Figure collection entries:
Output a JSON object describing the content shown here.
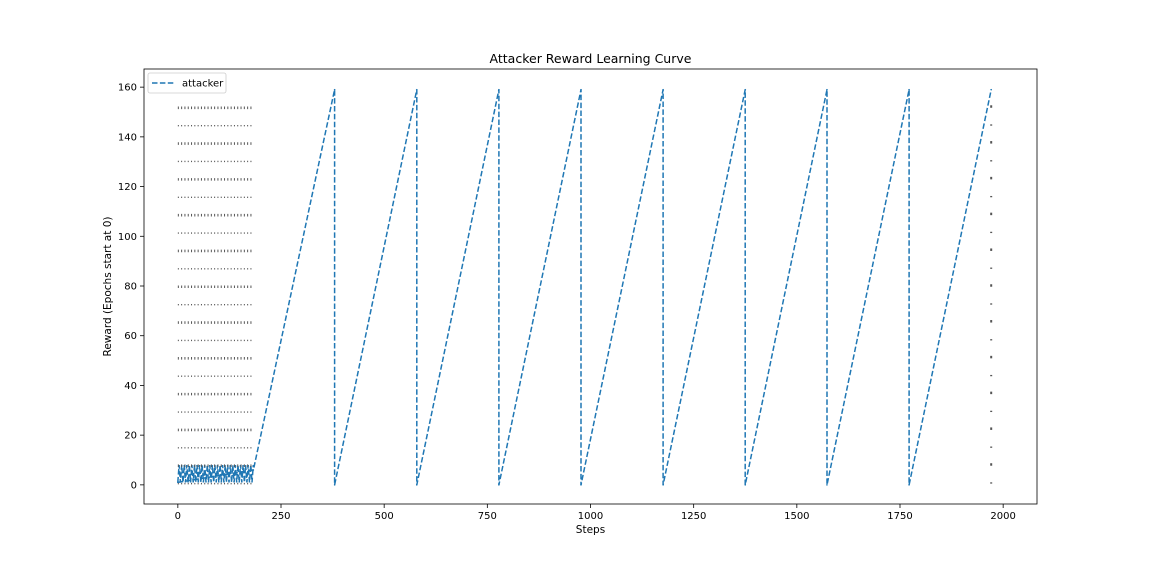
{
  "chart_data": {
    "type": "line",
    "title": "Attacker Reward Learning Curve",
    "xlabel": "Steps",
    "ylabel": "Reward (Epochs start at 0)",
    "xlim": [
      -82,
      2082
    ],
    "ylim": [
      -7.7,
      167.3
    ],
    "xticks": [
      0,
      250,
      500,
      750,
      1000,
      1250,
      1500,
      1750,
      2000
    ],
    "yticks": [
      0,
      20,
      40,
      60,
      80,
      100,
      120,
      140,
      160
    ],
    "grid": false,
    "legend_position": "top-left",
    "series": [
      {
        "name": "attacker",
        "color": "#1f77b4",
        "style": "dashed",
        "x": [
          0,
          183,
          380,
          380,
          579,
          579,
          778,
          778,
          977,
          977,
          1176,
          1176,
          1375,
          1375,
          1573,
          1573,
          1772,
          1772,
          1971
        ],
        "y": [
          1,
          6,
          159,
          0,
          159,
          0,
          159,
          0,
          159,
          0,
          159,
          0,
          159,
          0,
          159,
          0,
          159,
          0,
          159
        ]
      }
    ]
  }
}
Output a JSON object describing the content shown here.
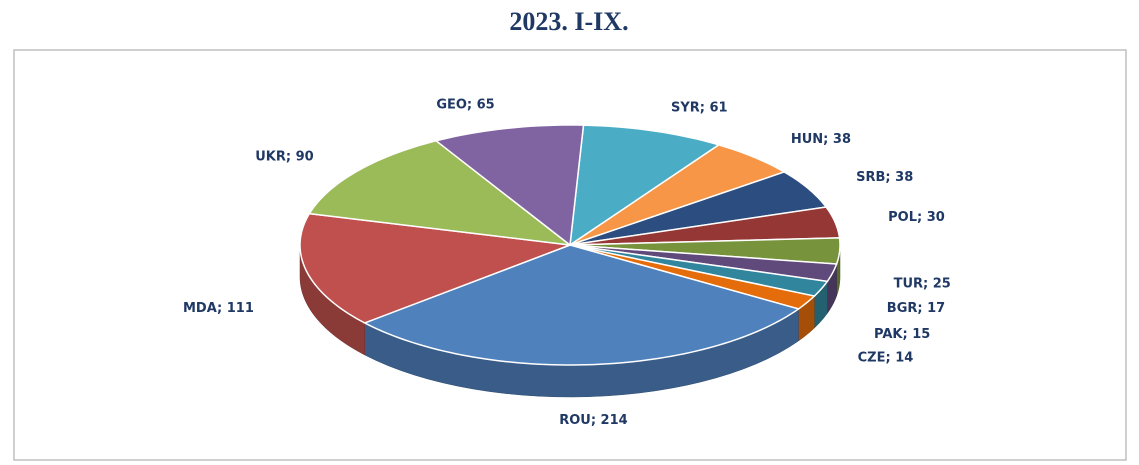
{
  "chart_data": {
    "type": "pie3d",
    "title": "2023. I-IX.",
    "values": [
      61,
      38,
      38,
      30,
      25,
      17,
      15,
      14,
      214,
      111,
      90,
      65
    ],
    "value_labels": [
      "SYR; 61",
      "HUN; 38",
      "SRB; 38",
      "POL; 30",
      "TUR; 25",
      "BGR; 17",
      "PAK; 15",
      "CZE; 14",
      "ROU; 214",
      "MDA; 111",
      "UKR; 90",
      "GEO; 65"
    ],
    "colors": [
      "#4bacc6",
      "#f79646",
      "#2c4d7f",
      "#953735",
      "#77933c",
      "#604a7b",
      "#31859c",
      "#e46c0a",
      "#4f81bd",
      "#c0504d",
      "#9bbb59",
      "#8064a2"
    ]
  }
}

What is asked »
The pictures in the entries should be left out; output everything else exactly.

Final result »
Output a JSON object describing the content shown here.
{
  "chart_data": {
    "type": "line",
    "title": "Attacker Reward Learning Curve",
    "xlabel": "Steps",
    "ylabel": "Reward (Epochs start at 0)",
    "xlim": [
      -82,
      2082
    ],
    "ylim": [
      -7.7,
      167.3
    ],
    "xticks": [
      0,
      250,
      500,
      750,
      1000,
      1250,
      1500,
      1750,
      2000
    ],
    "yticks": [
      0,
      20,
      40,
      60,
      80,
      100,
      120,
      140,
      160
    ],
    "grid": false,
    "legend_position": "top-left",
    "series": [
      {
        "name": "attacker",
        "color": "#1f77b4",
        "style": "dashed",
        "x": [
          0,
          183,
          380,
          380,
          579,
          579,
          778,
          778,
          977,
          977,
          1176,
          1176,
          1375,
          1375,
          1573,
          1573,
          1772,
          1772,
          1971
        ],
        "y": [
          1,
          6,
          159,
          0,
          159,
          0,
          159,
          0,
          159,
          0,
          159,
          0,
          159,
          0,
          159,
          0,
          159,
          0,
          159
        ]
      }
    ]
  }
}
Output a JSON object describing the content shown here.
{
  "chart_data": {
    "type": "pie3d",
    "title": "2023. I-IX.",
    "values": [
      61,
      38,
      38,
      30,
      25,
      17,
      15,
      14,
      214,
      111,
      90,
      65
    ],
    "value_labels": [
      "SYR; 61",
      "HUN; 38",
      "SRB; 38",
      "POL; 30",
      "TUR; 25",
      "BGR; 17",
      "PAK; 15",
      "CZE; 14",
      "ROU; 214",
      "MDA; 111",
      "UKR; 90",
      "GEO; 65"
    ],
    "colors": [
      "#4bacc6",
      "#f79646",
      "#2c4d7f",
      "#953735",
      "#77933c",
      "#604a7b",
      "#31859c",
      "#e46c0a",
      "#4f81bd",
      "#c0504d",
      "#9bbb59",
      "#8064a2"
    ]
  }
}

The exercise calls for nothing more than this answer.